• TASK REQUIREMENTS:
Each record is to be transcribed exactly.

** start of EXCERPTED DATA **

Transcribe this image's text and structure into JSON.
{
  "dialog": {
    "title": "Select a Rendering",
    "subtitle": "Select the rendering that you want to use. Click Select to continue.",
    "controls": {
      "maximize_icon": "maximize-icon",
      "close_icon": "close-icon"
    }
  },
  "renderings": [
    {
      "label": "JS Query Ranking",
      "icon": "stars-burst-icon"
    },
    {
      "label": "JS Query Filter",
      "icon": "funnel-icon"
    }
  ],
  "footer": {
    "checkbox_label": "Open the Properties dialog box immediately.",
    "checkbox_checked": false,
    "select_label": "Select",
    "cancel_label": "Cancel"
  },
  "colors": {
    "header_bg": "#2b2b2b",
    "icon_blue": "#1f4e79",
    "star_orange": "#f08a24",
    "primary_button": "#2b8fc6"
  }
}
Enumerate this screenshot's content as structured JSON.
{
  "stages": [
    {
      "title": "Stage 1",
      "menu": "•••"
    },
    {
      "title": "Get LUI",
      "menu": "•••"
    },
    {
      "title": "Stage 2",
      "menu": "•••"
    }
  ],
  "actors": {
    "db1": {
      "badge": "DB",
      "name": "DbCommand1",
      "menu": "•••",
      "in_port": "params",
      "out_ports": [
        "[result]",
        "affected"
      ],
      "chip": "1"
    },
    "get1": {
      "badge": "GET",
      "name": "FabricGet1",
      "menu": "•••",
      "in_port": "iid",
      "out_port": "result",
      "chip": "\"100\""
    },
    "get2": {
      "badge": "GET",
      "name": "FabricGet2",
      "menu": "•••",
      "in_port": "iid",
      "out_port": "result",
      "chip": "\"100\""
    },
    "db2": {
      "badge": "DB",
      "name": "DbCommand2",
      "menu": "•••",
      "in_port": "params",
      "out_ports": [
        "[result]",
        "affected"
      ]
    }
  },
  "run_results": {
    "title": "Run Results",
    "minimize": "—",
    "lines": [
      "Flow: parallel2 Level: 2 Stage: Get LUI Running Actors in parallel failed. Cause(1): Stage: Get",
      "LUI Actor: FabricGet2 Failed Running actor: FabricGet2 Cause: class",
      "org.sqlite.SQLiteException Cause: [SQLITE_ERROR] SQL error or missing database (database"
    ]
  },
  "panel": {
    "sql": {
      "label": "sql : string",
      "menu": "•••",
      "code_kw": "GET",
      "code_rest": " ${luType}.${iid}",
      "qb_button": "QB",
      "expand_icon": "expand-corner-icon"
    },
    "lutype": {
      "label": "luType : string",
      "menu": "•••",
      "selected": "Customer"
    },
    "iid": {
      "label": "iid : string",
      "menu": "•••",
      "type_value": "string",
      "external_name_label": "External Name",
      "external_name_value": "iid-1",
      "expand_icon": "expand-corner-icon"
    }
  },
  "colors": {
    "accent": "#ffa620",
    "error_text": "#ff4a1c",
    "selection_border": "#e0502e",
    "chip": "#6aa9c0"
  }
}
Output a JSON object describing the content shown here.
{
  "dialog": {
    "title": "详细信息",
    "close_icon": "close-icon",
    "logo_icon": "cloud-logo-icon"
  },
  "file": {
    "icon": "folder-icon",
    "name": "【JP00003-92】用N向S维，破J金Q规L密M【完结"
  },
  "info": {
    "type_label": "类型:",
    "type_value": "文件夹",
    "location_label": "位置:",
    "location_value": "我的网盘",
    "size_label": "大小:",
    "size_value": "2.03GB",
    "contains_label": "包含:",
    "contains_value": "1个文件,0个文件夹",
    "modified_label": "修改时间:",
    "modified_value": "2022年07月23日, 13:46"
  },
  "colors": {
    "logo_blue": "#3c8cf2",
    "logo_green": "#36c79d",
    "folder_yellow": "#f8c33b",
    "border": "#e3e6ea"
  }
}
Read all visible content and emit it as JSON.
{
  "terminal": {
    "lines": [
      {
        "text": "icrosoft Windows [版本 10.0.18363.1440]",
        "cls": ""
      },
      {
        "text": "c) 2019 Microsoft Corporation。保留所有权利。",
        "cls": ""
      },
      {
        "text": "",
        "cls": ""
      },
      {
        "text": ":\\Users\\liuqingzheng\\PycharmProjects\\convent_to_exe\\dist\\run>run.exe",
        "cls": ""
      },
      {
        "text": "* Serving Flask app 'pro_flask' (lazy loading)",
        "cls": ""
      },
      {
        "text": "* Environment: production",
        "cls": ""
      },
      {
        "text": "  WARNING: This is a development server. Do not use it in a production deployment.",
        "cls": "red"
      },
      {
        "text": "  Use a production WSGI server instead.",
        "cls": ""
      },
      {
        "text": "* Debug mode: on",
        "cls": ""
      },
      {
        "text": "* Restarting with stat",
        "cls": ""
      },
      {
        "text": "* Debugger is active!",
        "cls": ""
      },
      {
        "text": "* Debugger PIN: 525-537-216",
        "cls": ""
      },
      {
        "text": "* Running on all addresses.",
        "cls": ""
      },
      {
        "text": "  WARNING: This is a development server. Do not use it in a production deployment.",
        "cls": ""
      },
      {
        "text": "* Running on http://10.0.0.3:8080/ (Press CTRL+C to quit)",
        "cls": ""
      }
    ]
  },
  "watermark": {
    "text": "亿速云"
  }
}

** end of EXCERPTED DATA **

• SOLUTION TO THIS EXERCISE:
Transcribe this image's text and structure into JSON.
{
  "dialog": {
    "title": "Select a Rendering",
    "subtitle": "Select the rendering that you want to use. Click Select to continue.",
    "controls": {
      "maximize_icon": "maximize-icon",
      "close_icon": "close-icon"
    }
  },
  "renderings": [
    {
      "label": "JS Query Ranking",
      "icon": "stars-burst-icon"
    },
    {
      "label": "JS Query Filter",
      "icon": "funnel-icon"
    }
  ],
  "footer": {
    "checkbox_label": "Open the Properties dialog box immediately.",
    "checkbox_checked": false,
    "select_label": "Select",
    "cancel_label": "Cancel"
  },
  "colors": {
    "header_bg": "#2b2b2b",
    "icon_blue": "#1f4e79",
    "star_orange": "#f08a24",
    "primary_button": "#2b8fc6"
  }
}
Enumerate this screenshot's content as structured JSON.
{
  "stages": [
    {
      "title": "Stage 1",
      "menu": "•••"
    },
    {
      "title": "Get LUI",
      "menu": "•••"
    },
    {
      "title": "Stage 2",
      "menu": "•••"
    }
  ],
  "actors": {
    "db1": {
      "badge": "DB",
      "name": "DbCommand1",
      "menu": "•••",
      "in_port": "params",
      "out_ports": [
        "[result]",
        "affected"
      ],
      "chip": "1"
    },
    "get1": {
      "badge": "GET",
      "name": "FabricGet1",
      "menu": "•••",
      "in_port": "iid",
      "out_port": "result",
      "chip": "\"100\""
    },
    "get2": {
      "badge": "GET",
      "name": "FabricGet2",
      "menu": "•••",
      "in_port": "iid",
      "out_port": "result",
      "chip": "\"100\""
    },
    "db2": {
      "badge": "DB",
      "name": "DbCommand2",
      "menu": "•••",
      "in_port": "params",
      "out_ports": [
        "[result]",
        "affected"
      ]
    }
  },
  "run_results": {
    "title": "Run Results",
    "minimize": "—",
    "lines": [
      "Flow: parallel2 Level: 2 Stage: Get LUI Running Actors in parallel failed. Cause(1): Stage: Get",
      "LUI Actor: FabricGet2 Failed Running actor: FabricGet2 Cause: class",
      "org.sqlite.SQLiteException Cause: [SQLITE_ERROR] SQL error or missing database (database"
    ]
  },
  "panel": {
    "sql": {
      "label": "sql : string",
      "menu": "•••",
      "code_kw": "GET",
      "code_rest": " ${luType}.${iid}",
      "qb_button": "QB",
      "expand_icon": "expand-corner-icon"
    },
    "lutype": {
      "label": "luType : string",
      "menu": "•••",
      "selected": "Customer"
    },
    "iid": {
      "label": "iid : string",
      "menu": "•••",
      "type_value": "string",
      "external_name_label": "External Name",
      "external_name_value": "iid-1",
      "expand_icon": "expand-corner-icon"
    }
  },
  "colors": {
    "accent": "#ffa620",
    "error_text": "#ff4a1c",
    "selection_border": "#e0502e",
    "chip": "#6aa9c0"
  }
}
Output a JSON object describing the content shown here.
{
  "dialog": {
    "title": "详细信息",
    "close_icon": "close-icon",
    "logo_icon": "cloud-logo-icon"
  },
  "file": {
    "icon": "folder-icon",
    "name": "【JP00003-92】用N向S维，破J金Q规L密M【完结"
  },
  "info": {
    "type_label": "类型:",
    "type_value": "文件夹",
    "location_label": "位置:",
    "location_value": "我的网盘",
    "size_label": "大小:",
    "size_value": "2.03GB",
    "contains_label": "包含:",
    "contains_value": "1个文件,0个文件夹",
    "modified_label": "修改时间:",
    "modified_value": "2022年07月23日, 13:46"
  },
  "colors": {
    "logo_blue": "#3c8cf2",
    "logo_green": "#36c79d",
    "folder_yellow": "#f8c33b",
    "border": "#e3e6ea"
  }
}
Read all visible content and emit it as JSON.
{
  "terminal": {
    "lines": [
      {
        "text": "icrosoft Windows [版本 10.0.18363.1440]",
        "cls": ""
      },
      {
        "text": "c) 2019 Microsoft Corporation。保留所有权利。",
        "cls": ""
      },
      {
        "text": "",
        "cls": ""
      },
      {
        "text": ":\\Users\\liuqingzheng\\PycharmProjects\\convent_to_exe\\dist\\run>run.exe",
        "cls": ""
      },
      {
        "text": "* Serving Flask app 'pro_flask' (lazy loading)",
        "cls": ""
      },
      {
        "text": "* Environment: production",
        "cls": ""
      },
      {
        "text": "  WARNING: This is a development server. Do not use it in a production deployment.",
        "cls": "red"
      },
      {
        "text": "  Use a production WSGI server instead.",
        "cls": ""
      },
      {
        "text": "* Debug mode: on",
        "cls": ""
      },
      {
        "text": "* Restarting with stat",
        "cls": ""
      },
      {
        "text": "* Debugger is active!",
        "cls": ""
      },
      {
        "text": "* Debugger PIN: 525-537-216",
        "cls": ""
      },
      {
        "text": "* Running on all addresses.",
        "cls": ""
      },
      {
        "text": "  WARNING: This is a development server. Do not use it in a production deployment.",
        "cls": ""
      },
      {
        "text": "* Running on http://10.0.0.3:8080/ (Press CTRL+C to quit)",
        "cls": ""
      }
    ]
  },
  "watermark": {
    "text": "亿速云"
  }
}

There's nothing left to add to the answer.